__Set exercise__
Gather from the material every line that contains the string "الدير".

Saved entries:
++++++++++++++++++++

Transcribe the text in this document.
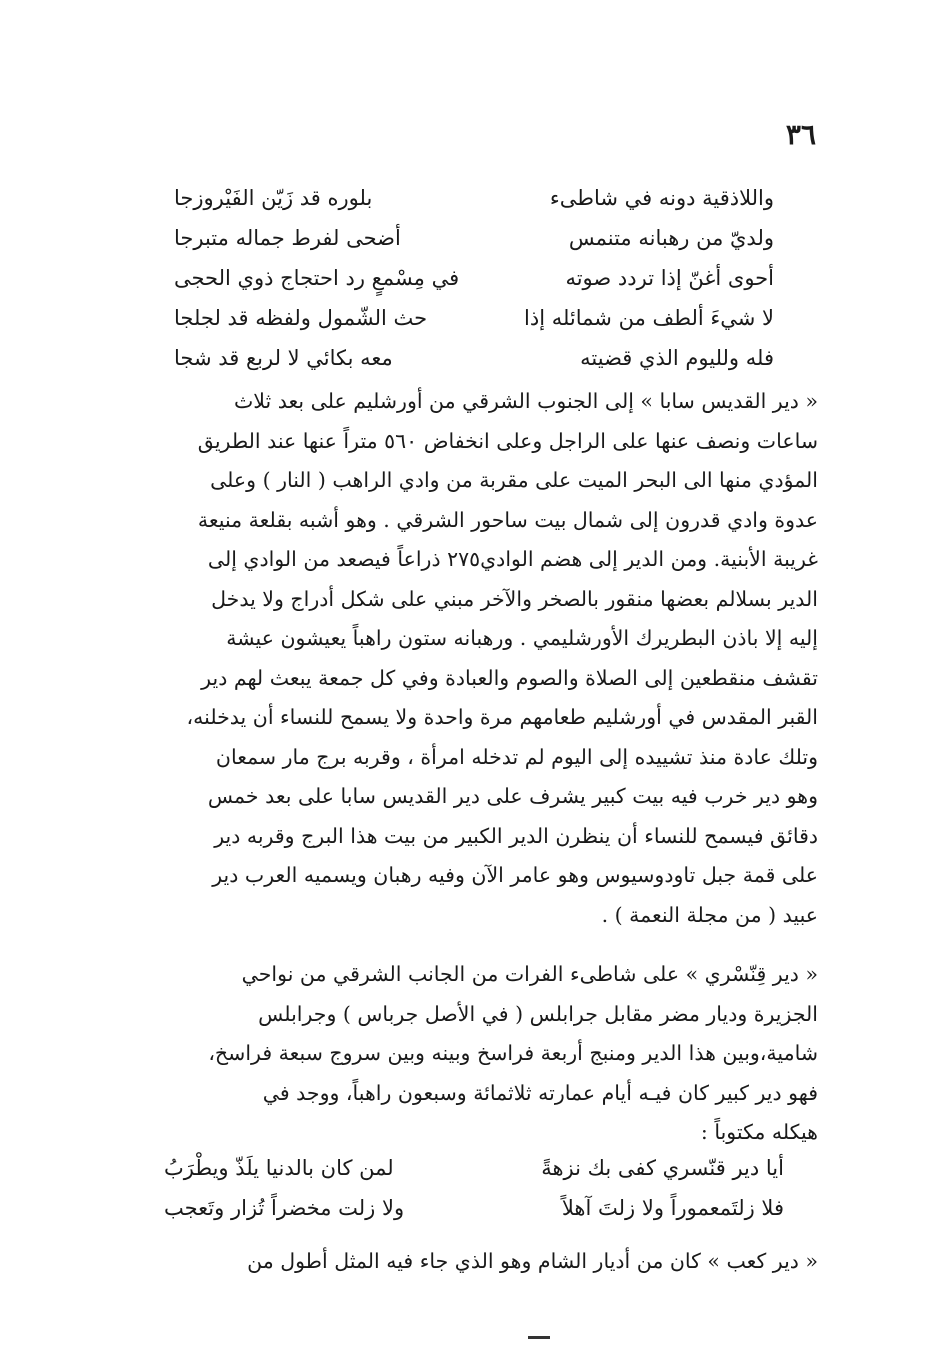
٣٦
واللاذقية دونه في شاطىء
بلوره قد زَيّن الفَيْروزجا
ولديّ من رهبانه متنمس
أضحى لفرط جماله متبرجا
أحوى أغنّ إذا تردد صوته
في مِسْمعٍ رد احتجاج ذوي الحجى
لا شيءَ ألطف من شمائله إذا
حث الشّمول ولفظه قد لجلجا
فله ولليوم الذي قضيته
معه بكائي لا لربع قد شجا
« دير القديس سابا » إلى الجنوب الشرقي من أورشليم على بعد ثلاث
ساعات ونصف عنها على الراجل وعلى انخفاض ٥٦٠ متراً عنها عند الطريق
المؤدي منها الى البحر الميت على مقربة من وادي الراهب ( النار ) وعلى
عدوة وادي قدرون إلى شمال بيت ساحور الشرقي . وهو أشبه بقلعة منيعة
غريبة الأبنية. ومن الدير إلى هضم الوادي٢٧٥ ذراعاً فيصعد من الوادي إلى
الدير بسلالم بعضها منقور بالصخر والآخر مبني على شكل أدراج ولا يدخل
إليه إلا باذن البطريرك الأورشليمي . ورهبانه ستون راهباً يعيشون عيشة
تقشف منقطعين إلى الصلاة والصوم والعبادة وفي كل جمعة يبعث لهم دير
القبر المقدس في أورشليم طعامهم مرة واحدة ولا يسمح للنساء أن يدخلنه،
وتلك عادة منذ تشييده إلى اليوم لم تدخله امرأة ، وقربه برج مار سمعان
وهو دير خرب فيه بيت كبير يشرف على دير القديس سابا على بعد خمس
دقائق فيسمح للنساء أن ينظرن الدير الكبير من بيت هذا البرج وقربه دير
على قمة جبل تاودوسيوس وهو عامر الآن وفيه رهبان ويسميه العرب دير
عبيد ( من مجلة النعمة ) .
« دير قِنّسْري » على شاطىء الفرات من الجانب الشرقي من نواحي
الجزيرة وديار مضر مقابل جرابلس ( في الأصل جرباس ) وجرابلس
شامية،وبين هذا الدير ومنبج أربعة فراسخ وبينه وبين سروج سبعة فراسخ،
فهو دير كبير كان فيـه أيام عمارته ثلاثمائة وسبعون راهباً، ووجد في
هيكله مكتوباً :
أيا دير قنّسري كفى بك نزهةً
لمن كان بالدنيا يلَذّ ويطْرَبُ
فلا زلتَمعموراً ولا زلتَ آهلاً
ولا زلت مخضراً تُزار وتَعجب
« دير كعب » كان من أديار الشام وهو الذي جاء فيه المثل أطول من
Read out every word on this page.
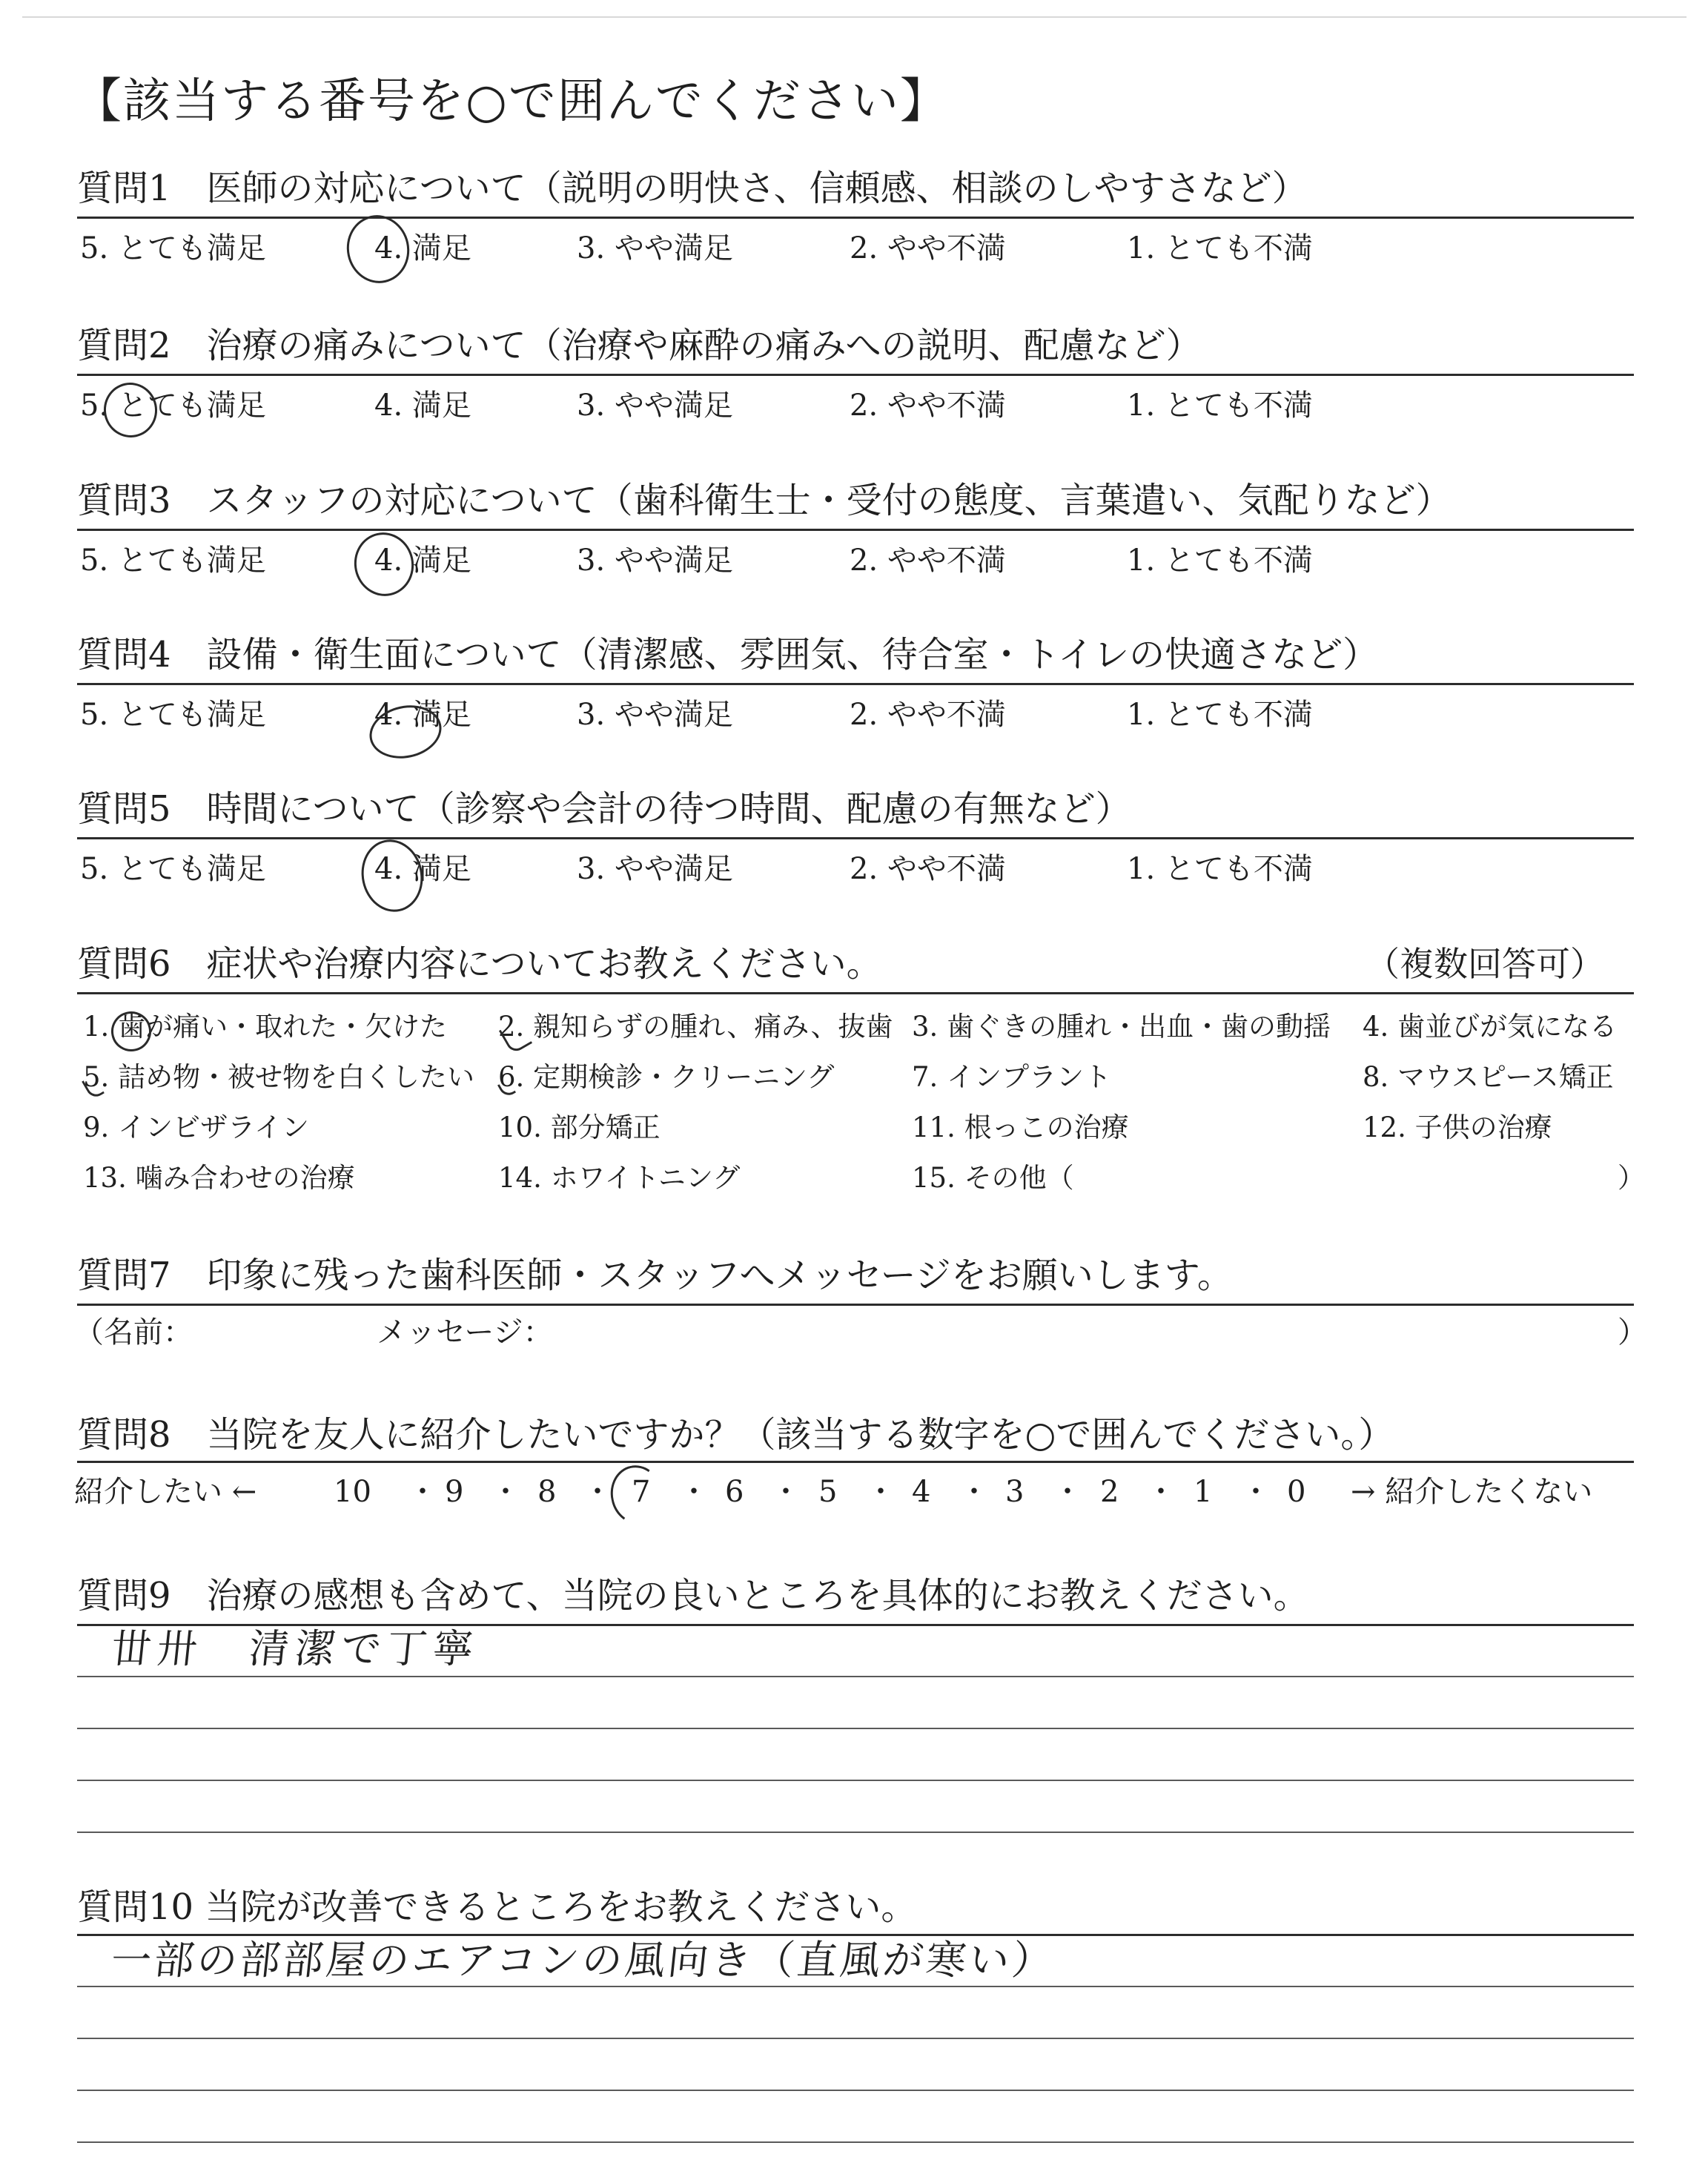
【該当する番号を○で囲んでください】
質問1　医師の対応について（説明の明快さ、信頼感、相談のしやすさなど）
5. とても満足	4. 満足	3. やや満足	2. やや不満	1. とても不満
質問2　治療の痛みについて（治療や麻酔の痛みへの説明、配慮など）
5. とても満足	4. 満足	3. やや満足	2. やや不満	1. とても不満
質問3　スタッフの対応について（歯科衛生士・受付の態度、言葉遣い、気配りなど）
5. とても満足	4. 満足	3. やや満足	2. やや不満	1. とても不満
質問4　設備・衛生面について（清潔感、雰囲気、待合室・トイレの快適さなど）
5. とても満足	4. 満足	3. やや満足	2. やや不満	1. とても不満
質問5　時間について（診察や会計の待つ時間、配慮の有無など）
5. とても満足	4. 満足	3. やや満足	2. やや不満	1. とても不満
質問6　症状や治療内容についてお教えください。	（複数回答可）
1. 歯が痛い・取れた・欠けた 2. 親知らずの腫れ、痛み、抜歯 3. 歯ぐきの腫れ・出血・歯の動揺 4. 歯並びが気になる
5. 詰め物・被せ物を白くしたい 6. 定期検診・クリーニング	7. インプラント	8. マウスピース矯正
9. インビザライン	10. 部分矯正	11. 根っこの治療	12. 子供の治療
13. 噛み合わせの治療	14. ホワイトニング	15. その他（	）
質問7　印象に残った歯科医師・スタッフへメッセージをお願いします。
（名前：	メッセージ：	）
質問8　当院を友人に紹介したいですか？（該当する数字を○で囲んでください。）
紹介したい ←	→ 紹介したくない
10 ・ 9 ・ 8 ・ 7 ・ 6 ・ 5 ・ 4 ・ 3 ・ 2 ・ 1 ・ 0
質問9　治療の感想も含めて、当院の良いところを具体的にお教えください。
丗卅　清潔で丁寧
質問10 当院が改善できるところをお教えください。
一部の部部屋のエアコンの風向き（直風が寒い）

++++++++++++++++++++

__Full solution__
غريبة الأبنية. ومن الدير إلى هضم الوادي٢٧٥ ذراعاً فيصعد من الوادي إلى
الدير بسلالم بعضها منقور بالصخر والآخر مبني على شكل أدراج ولا يدخل
دقائق فيسمح للنساء أن ينظرن الدير الكبير من بيت هذا البرج وقربه دير
شامية،وبين هذا الدير ومنبج أربعة فراسخ وبينه وبين سروج سبعة فراسخ،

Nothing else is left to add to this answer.